---- The records

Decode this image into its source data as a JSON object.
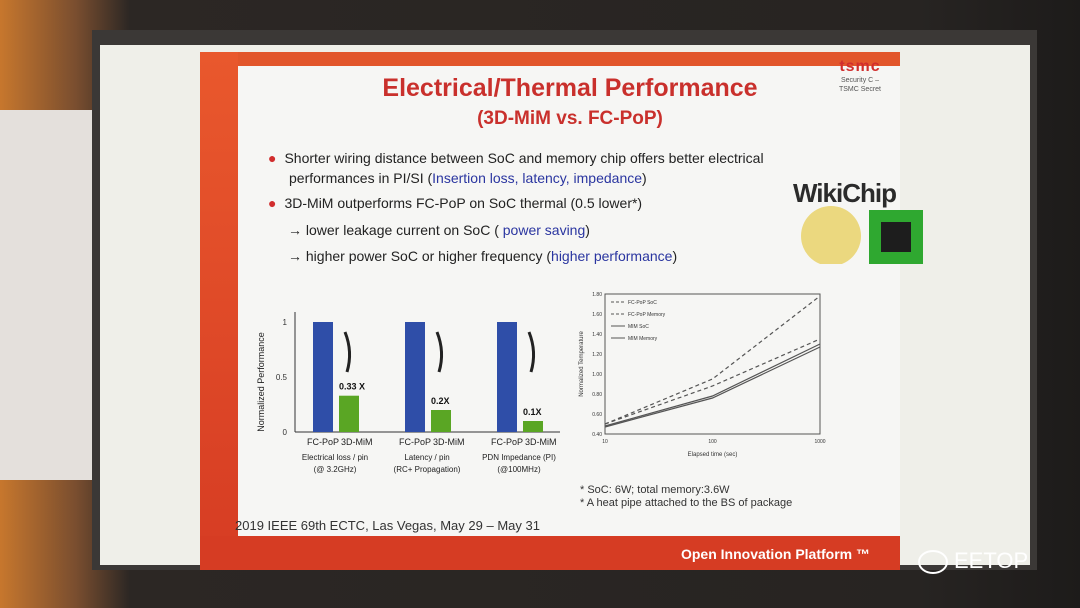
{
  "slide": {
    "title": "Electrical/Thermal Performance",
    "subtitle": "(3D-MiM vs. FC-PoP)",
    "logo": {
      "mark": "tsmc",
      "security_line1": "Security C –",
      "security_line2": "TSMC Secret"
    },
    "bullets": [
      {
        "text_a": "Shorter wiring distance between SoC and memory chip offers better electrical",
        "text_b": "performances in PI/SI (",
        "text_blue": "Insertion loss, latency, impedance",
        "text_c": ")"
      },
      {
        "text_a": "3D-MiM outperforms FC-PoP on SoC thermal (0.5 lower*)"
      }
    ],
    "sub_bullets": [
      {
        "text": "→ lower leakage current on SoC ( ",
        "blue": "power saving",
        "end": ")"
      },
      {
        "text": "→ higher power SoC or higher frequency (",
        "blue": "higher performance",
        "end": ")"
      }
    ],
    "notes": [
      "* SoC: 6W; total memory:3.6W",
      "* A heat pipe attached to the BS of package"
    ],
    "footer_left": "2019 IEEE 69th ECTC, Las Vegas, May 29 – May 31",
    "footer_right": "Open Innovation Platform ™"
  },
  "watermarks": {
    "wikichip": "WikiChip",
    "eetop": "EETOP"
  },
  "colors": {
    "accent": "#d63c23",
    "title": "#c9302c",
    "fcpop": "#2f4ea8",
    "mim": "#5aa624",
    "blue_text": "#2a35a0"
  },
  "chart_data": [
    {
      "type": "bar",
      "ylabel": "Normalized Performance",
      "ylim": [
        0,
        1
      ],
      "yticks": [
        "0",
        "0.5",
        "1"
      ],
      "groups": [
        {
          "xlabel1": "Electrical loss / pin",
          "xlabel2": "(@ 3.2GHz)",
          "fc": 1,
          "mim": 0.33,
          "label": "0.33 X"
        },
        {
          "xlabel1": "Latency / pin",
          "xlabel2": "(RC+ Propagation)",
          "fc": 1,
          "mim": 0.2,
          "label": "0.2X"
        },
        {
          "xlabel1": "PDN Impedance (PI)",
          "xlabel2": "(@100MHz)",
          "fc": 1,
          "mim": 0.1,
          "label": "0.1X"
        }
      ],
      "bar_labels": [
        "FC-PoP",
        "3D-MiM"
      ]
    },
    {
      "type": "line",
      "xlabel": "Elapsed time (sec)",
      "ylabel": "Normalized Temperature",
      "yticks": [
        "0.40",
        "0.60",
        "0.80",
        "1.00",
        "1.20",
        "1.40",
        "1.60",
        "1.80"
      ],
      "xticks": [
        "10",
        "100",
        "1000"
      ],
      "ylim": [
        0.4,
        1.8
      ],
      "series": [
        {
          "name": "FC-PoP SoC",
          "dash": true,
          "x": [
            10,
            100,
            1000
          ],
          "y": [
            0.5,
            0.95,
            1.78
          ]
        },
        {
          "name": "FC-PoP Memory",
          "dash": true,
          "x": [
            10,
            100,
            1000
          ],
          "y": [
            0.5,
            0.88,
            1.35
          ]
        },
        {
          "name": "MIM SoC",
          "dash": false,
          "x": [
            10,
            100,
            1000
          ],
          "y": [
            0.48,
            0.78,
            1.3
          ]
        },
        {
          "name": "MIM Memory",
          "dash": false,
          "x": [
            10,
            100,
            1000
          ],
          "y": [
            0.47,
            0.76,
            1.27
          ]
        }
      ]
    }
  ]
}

--------

▶ **Objective**:
Reproduce the entries exactly. Do not carry over any picture.

▶ **Written solution**:
Decode this image into its source data as a JSON object.
{
  "slide": {
    "title": "Electrical/Thermal Performance",
    "subtitle": "(3D-MiM vs. FC-PoP)",
    "logo": {
      "mark": "tsmc",
      "security_line1": "Security C –",
      "security_line2": "TSMC Secret"
    },
    "bullets": [
      {
        "text_a": "Shorter wiring distance between SoC and memory chip offers better electrical",
        "text_b": "performances in PI/SI (",
        "text_blue": "Insertion loss, latency, impedance",
        "text_c": ")"
      },
      {
        "text_a": "3D-MiM outperforms FC-PoP on SoC thermal (0.5 lower*)"
      }
    ],
    "sub_bullets": [
      {
        "text": "→ lower leakage current on SoC ( ",
        "blue": "power saving",
        "end": ")"
      },
      {
        "text": "→ higher power SoC or higher frequency (",
        "blue": "higher performance",
        "end": ")"
      }
    ],
    "notes": [
      "* SoC: 6W; total memory:3.6W",
      "* A heat pipe attached to the BS of package"
    ],
    "footer_left": "2019 IEEE 69th ECTC, Las Vegas, May 29 – May 31",
    "footer_right": "Open Innovation Platform ™"
  },
  "watermarks": {
    "wikichip": "WikiChip",
    "eetop": "EETOP"
  },
  "colors": {
    "accent": "#d63c23",
    "title": "#c9302c",
    "fcpop": "#2f4ea8",
    "mim": "#5aa624",
    "blue_text": "#2a35a0"
  },
  "chart_data": [
    {
      "type": "bar",
      "ylabel": "Normalized Performance",
      "ylim": [
        0,
        1
      ],
      "yticks": [
        "0",
        "0.5",
        "1"
      ],
      "groups": [
        {
          "xlabel1": "Electrical loss / pin",
          "xlabel2": "(@ 3.2GHz)",
          "fc": 1,
          "mim": 0.33,
          "label": "0.33 X"
        },
        {
          "xlabel1": "Latency / pin",
          "xlabel2": "(RC+ Propagation)",
          "fc": 1,
          "mim": 0.2,
          "label": "0.2X"
        },
        {
          "xlabel1": "PDN Impedance (PI)",
          "xlabel2": "(@100MHz)",
          "fc": 1,
          "mim": 0.1,
          "label": "0.1X"
        }
      ],
      "bar_labels": [
        "FC-PoP",
        "3D-MiM"
      ]
    },
    {
      "type": "line",
      "xlabel": "Elapsed time (sec)",
      "ylabel": "Normalized Temperature",
      "yticks": [
        "0.40",
        "0.60",
        "0.80",
        "1.00",
        "1.20",
        "1.40",
        "1.60",
        "1.80"
      ],
      "xticks": [
        "10",
        "100",
        "1000"
      ],
      "ylim": [
        0.4,
        1.8
      ],
      "series": [
        {
          "name": "FC-PoP SoC",
          "dash": true,
          "x": [
            10,
            100,
            1000
          ],
          "y": [
            0.5,
            0.95,
            1.78
          ]
        },
        {
          "name": "FC-PoP Memory",
          "dash": true,
          "x": [
            10,
            100,
            1000
          ],
          "y": [
            0.5,
            0.88,
            1.35
          ]
        },
        {
          "name": "MIM SoC",
          "dash": false,
          "x": [
            10,
            100,
            1000
          ],
          "y": [
            0.48,
            0.78,
            1.3
          ]
        },
        {
          "name": "MIM Memory",
          "dash": false,
          "x": [
            10,
            100,
            1000
          ],
          "y": [
            0.47,
            0.76,
            1.27
          ]
        }
      ]
    }
  ]
}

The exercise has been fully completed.